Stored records
------------------------------------

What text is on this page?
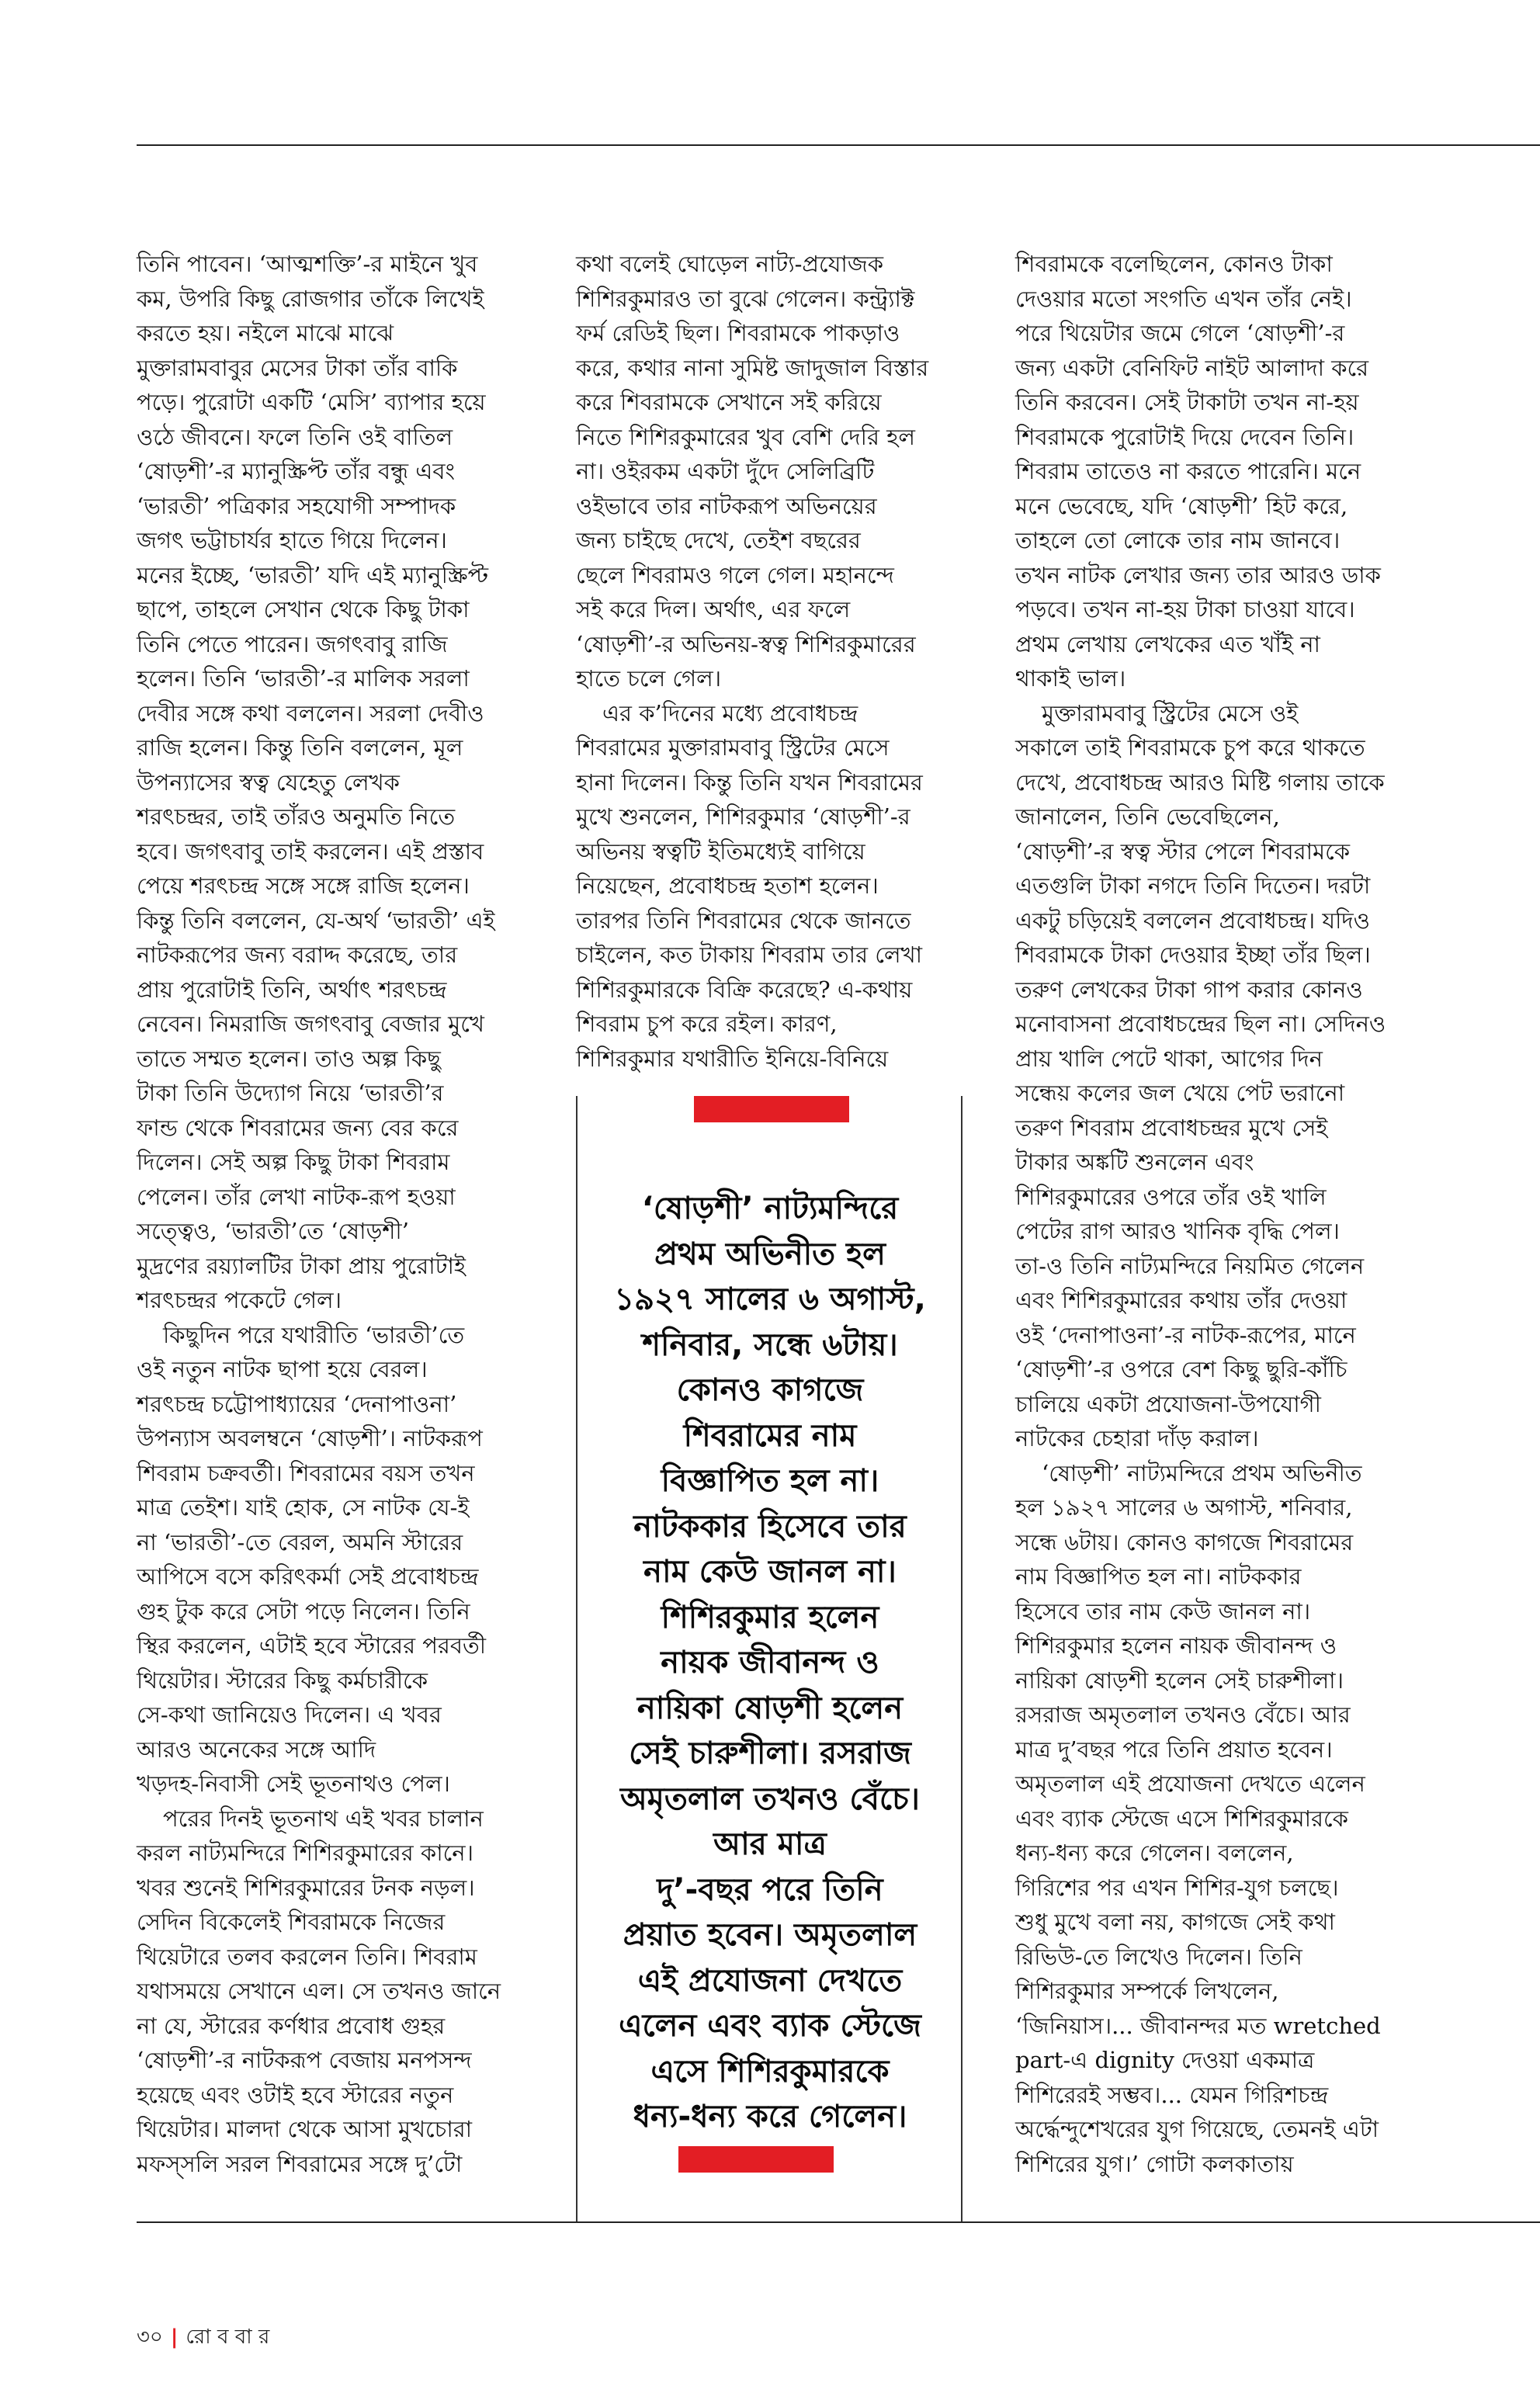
তিনি পাবেন। ‘আত্মশক্তি’-র মাইনে খুব
কম, উপরি কিছু রোজগার তাঁকে লিখেই
করতে হয়। নইলে মাঝে মাঝে
মুক্তারামবাবুর মেসের টাকা তাঁর বাকি
পড়ে। পুরোটা একটি ‘মেসি’ ব্যাপার হয়ে
ওঠে জীবনে। ফলে তিনি ওই বাতিল
‘ষোড়শী’-র ম্যানুস্ক্রিপ্ট তাঁর বন্ধু এবং
‘ভারতী’ পত্রিকার সহযোগী সম্পাদক
জগৎ ভট্টাচার্যর হাতে গিয়ে দিলেন।
মনের ইচ্ছে, ‘ভারতী’ যদি এই ম্যানুস্ক্রিপ্ট
ছাপে, তাহলে সেখান থেকে কিছু টাকা
তিনি পেতে পারেন। জগৎবাবু রাজি
হলেন। তিনি ‘ভারতী’-র মালিক সরলা
দেবীর সঙ্গে কথা বললেন। সরলা দেবীও
রাজি হলেন। কিন্তু তিনি বললেন, মূল
উপন্যাসের স্বত্ব যেহেতু লেখক
শরৎচন্দ্রর, তাই তাঁরও অনুমতি নিতে
হবে। জগৎবাবু তাই করলেন। এই প্রস্তাব
পেয়ে শরৎচন্দ্র সঙ্গে সঙ্গে রাজি হলেন।
কিন্তু তিনি বললেন, যে-অর্থ ‘ভারতী’ এই
নাটকরূপের জন্য বরাদ্দ করেছে, তার
প্রায় পুরোটাই তিনি, অর্থাৎ শরৎচন্দ্র
নেবেন। নিমরাজি জগৎবাবু বেজার মুখে
তাতে সম্মত হলেন। তাও অল্প কিছু
টাকা তিনি উদ্যোগ নিয়ে ‘ভারতী’র
ফান্ড থেকে শিবরামের জন্য বের করে
দিলেন। সেই অল্প কিছু টাকা শিবরাম
পেলেন। তাঁর লেখা নাটক-রূপ হওয়া
সত্ত্বেও, ‘ভারতী’তে ‘ষোড়শী’
মুদ্রণের রয়্যালটির টাকা প্রায় পুরোটাই
শরৎচন্দ্রর পকেটে গেল।
কিছুদিন পরে যথারীতি ‘ভারতী’তে
ওই নতুন নাটক ছাপা হয়ে বেরল।
শরৎচন্দ্র চট্টোপাধ্যায়ের ‘দেনাপাওনা’
উপন্যাস অবলম্বনে ‘ষোড়শী’। নাটকরূপ
শিবরাম চক্রবর্তী। শিবরামের বয়স তখন
মাত্র তেইশ। যাই হোক, সে নাটক যে-ই
না ‘ভারতী’-তে বেরল, অমনি স্টারের
আপিসে বসে করিৎকর্মা সেই প্রবোধচন্দ্র
গুহ টুক করে সেটা পড়ে নিলেন। তিনি
স্থির করলেন, এটাই হবে স্টারের পরবর্তী
থিয়েটার। স্টারের কিছু কর্মচারীকে
সে-কথা জানিয়েও দিলেন। এ খবর
আরও অনেকের সঙ্গে আদি
খড়দহ-নিবাসী সেই ভূতনাথও পেল।
পরের দিনই ভূতনাথ এই খবর চালান
করল নাট্যমন্দিরে শিশিরকুমারের কানে।
খবর শুনেই শিশিরকুমারের টনক নড়ল।
সেদিন বিকেলেই শিবরামকে নিজের
থিয়েটারে তলব করলেন তিনি। শিবরাম
যথাসময়ে সেখানে এল। সে তখনও জানে
না যে, স্টারের কর্ণধার প্রবোধ গুহর
‘ষোড়শী’-র নাটকরূপ বেজায় মনপসন্দ
হয়েছে এবং ওটাই হবে স্টারের নতুন
থিয়েটার। মালদা থেকে আসা মুখচোরা
মফস্সলি সরল শিবরামের সঙ্গে দু’টো
কথা বলেই ঘোড়েল নাট্য-প্রযোজক
শিশিরকুমারও তা বুঝে গেলেন। কন্ট্র্যাক্ট
ফর্ম রেডিই ছিল। শিবরামকে পাকড়াও
করে, কথার নানা সুমিষ্ট জাদুজাল বিস্তার
করে শিবরামকে সেখানে সই করিয়ে
নিতে শিশিরকুমারের খুব বেশি দেরি হল
না। ওইরকম একটা দুঁদে সেলিব্রিটি
ওইভাবে তার নাটকরূপ অভিনয়ের
জন্য চাইছে দেখে, তেইশ বছরের
ছেলে শিবরামও গলে গেল। মহানন্দে
সই করে দিল। অর্থাৎ, এর ফলে
‘ষোড়শী’-র অভিনয়-স্বত্ব শিশিরকুমারের
হাতে চলে গেল।
এর ক’দিনের মধ্যে প্রবোধচন্দ্র
শিবরামের মুক্তারামবাবু স্ট্রিটের মেসে
হানা দিলেন। কিন্তু তিনি যখন শিবরামের
মুখে শুনলেন, শিশিরকুমার ‘ষোড়শী’-র
অভিনয় স্বত্বটি ইতিমধ্যেই বাগিয়ে
নিয়েছেন, প্রবোধচন্দ্র হতাশ হলেন।
তারপর তিনি শিবরামের থেকে জানতে
চাইলেন, কত টাকায় শিবরাম তার লেখা
শিশিরকুমারকে বিক্রি করেছে? এ-কথায়
শিবরাম চুপ করে রইল। কারণ,
শিশিরকুমার যথারীতি ইনিয়ে-বিনিয়ে
শিবরামকে বলেছিলেন, কোনও টাকা
দেওয়ার মতো সংগতি এখন তাঁর নেই।
পরে থিয়েটার জমে গেলে ‘ষোড়শী’-র
জন্য একটা বেনিফিট নাইট আলাদা করে
তিনি করবেন। সেই টাকাটা তখন না-হয়
শিবরামকে পুরোটাই দিয়ে দেবেন তিনি।
শিবরাম তাতেও না করতে পারেনি। মনে
মনে ভেবেছে, যদি ‘ষোড়শী’ হিট করে,
তাহলে তো লোকে তার নাম জানবে।
তখন নাটক লেখার জন্য তার আরও ডাক
পড়বে। তখন না-হয় টাকা চাওয়া যাবে।
প্রথম লেখায় লেখকের এত খাঁই না
থাকাই ভাল।
মুক্তারামবাবু স্ট্রিটের মেসে ওই
সকালে তাই শিবরামকে চুপ করে থাকতে
দেখে, প্রবোধচন্দ্র আরও মিষ্টি গলায় তাকে
জানালেন, তিনি ভেবেছিলেন,
‘ষোড়শী’-র স্বত্ব স্টার পেলে শিবরামকে
এতগুলি টাকা নগদে তিনি দিতেন। দরটা
একটু চড়িয়েই বললেন প্রবোধচন্দ্র। যদিও
শিবরামকে টাকা দেওয়ার ইচ্ছা তাঁর ছিল।
তরুণ লেখকের টাকা গাপ করার কোনও
মনোবাসনা প্রবোধচন্দ্রের ছিল না। সেদিনও
প্রায় খালি পেটে থাকা, আগের দিন
সন্ধেয় কলের জল খেয়ে পেট ভরানো
তরুণ শিবরাম প্রবোধচন্দ্রর মুখে সেই
টাকার অঙ্কটি শুনলেন এবং
শিশিরকুমারের ওপরে তাঁর ওই খালি
পেটের রাগ আরও খানিক বৃদ্ধি পেল।
তা-ও তিনি নাট্যমন্দিরে নিয়মিত গেলেন
এবং শিশিরকুমারের কথায় তাঁর দেওয়া
ওই ‘দেনাপাওনা’-র নাটক-রূপের, মানে
‘ষোড়শী’-র ওপরে বেশ কিছু ছুরি-কাঁচি
চালিয়ে একটা প্রযোজনা-উপযোগী
নাটকের চেহারা দাঁড় করাল।
‘ষোড়শী’ নাট্যমন্দিরে প্রথম অভিনীত
হল ১৯২৭ সালের ৬ অগাস্ট, শনিবার,
সন্ধে ৬টায়। কোনও কাগজে শিবরামের
নাম বিজ্ঞাপিত হল না। নাটককার
হিসেবে তার নাম কেউ জানল না।
শিশিরকুমার হলেন নায়ক জীবানন্দ ও
নায়িকা ষোড়শী হলেন সেই চারুশীলা।
রসরাজ অমৃতলাল তখনও বেঁচে। আর
মাত্র দু’বছর পরে তিনি প্রয়াত হবেন।
অমৃতলাল এই প্রযোজনা দেখতে এলেন
এবং ব্যাক স্টেজে এসে শিশিরকুমারকে
ধন্য-ধন্য করে গেলেন। বললেন,
গিরিশের পর এখন শিশির-যুগ চলছে।
শুধু মুখে বলা নয়, কাগজে সেই কথা
রিভিউ-তে লিখেও দিলেন। তিনি
শিশিরকুমার সম্পর্কে লিখলেন,
‘জিনিয়াস।... জীবানন্দর মত wretched
part-এ dignity দেওয়া একমাত্র
শিশিরেরই সম্ভব।... যেমন গিরিশচন্দ্র
অর্দ্ধেন্দুশেখরের যুগ গিয়েছে, তেমনই এটা
শিশিরের যুগ।’ গোটা কলকাতায়
‘ষোড়শী’ নাট্যমন্দিরে
প্রথম অভিনীত হল
১৯২৭ সালের ৬ অগাস্ট,
শনিবার, সন্ধে ৬টায়।
কোনও কাগজে
শিবরামের নাম
বিজ্ঞাপিত হল না।
নাটককার হিসেবে তার
নাম কেউ জানল না।
শিশিরকুমার হলেন
নায়ক জীবানন্দ ও
নায়িকা ষোড়শী হলেন
সেই চারুশীলা। রসরাজ
অমৃতলাল তখনও বেঁচে।
আর মাত্র
দু’-বছর পরে তিনি
প্রয়াত হবেন। অমৃতলাল
এই প্রযোজনা দেখতে
এলেন এবং ব্যাক স্টেজে
এসে শিশিরকুমারকে
ধন্য-ধন্য করে গেলেন।
৩০ | রো ব বা র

------------------------------------

### PROBLEM REQUIREMENTS:
Tally up the lines in the records that contain the word "তখনও" and give only the total.

### SOLUTION TO THE EXERCISE:
3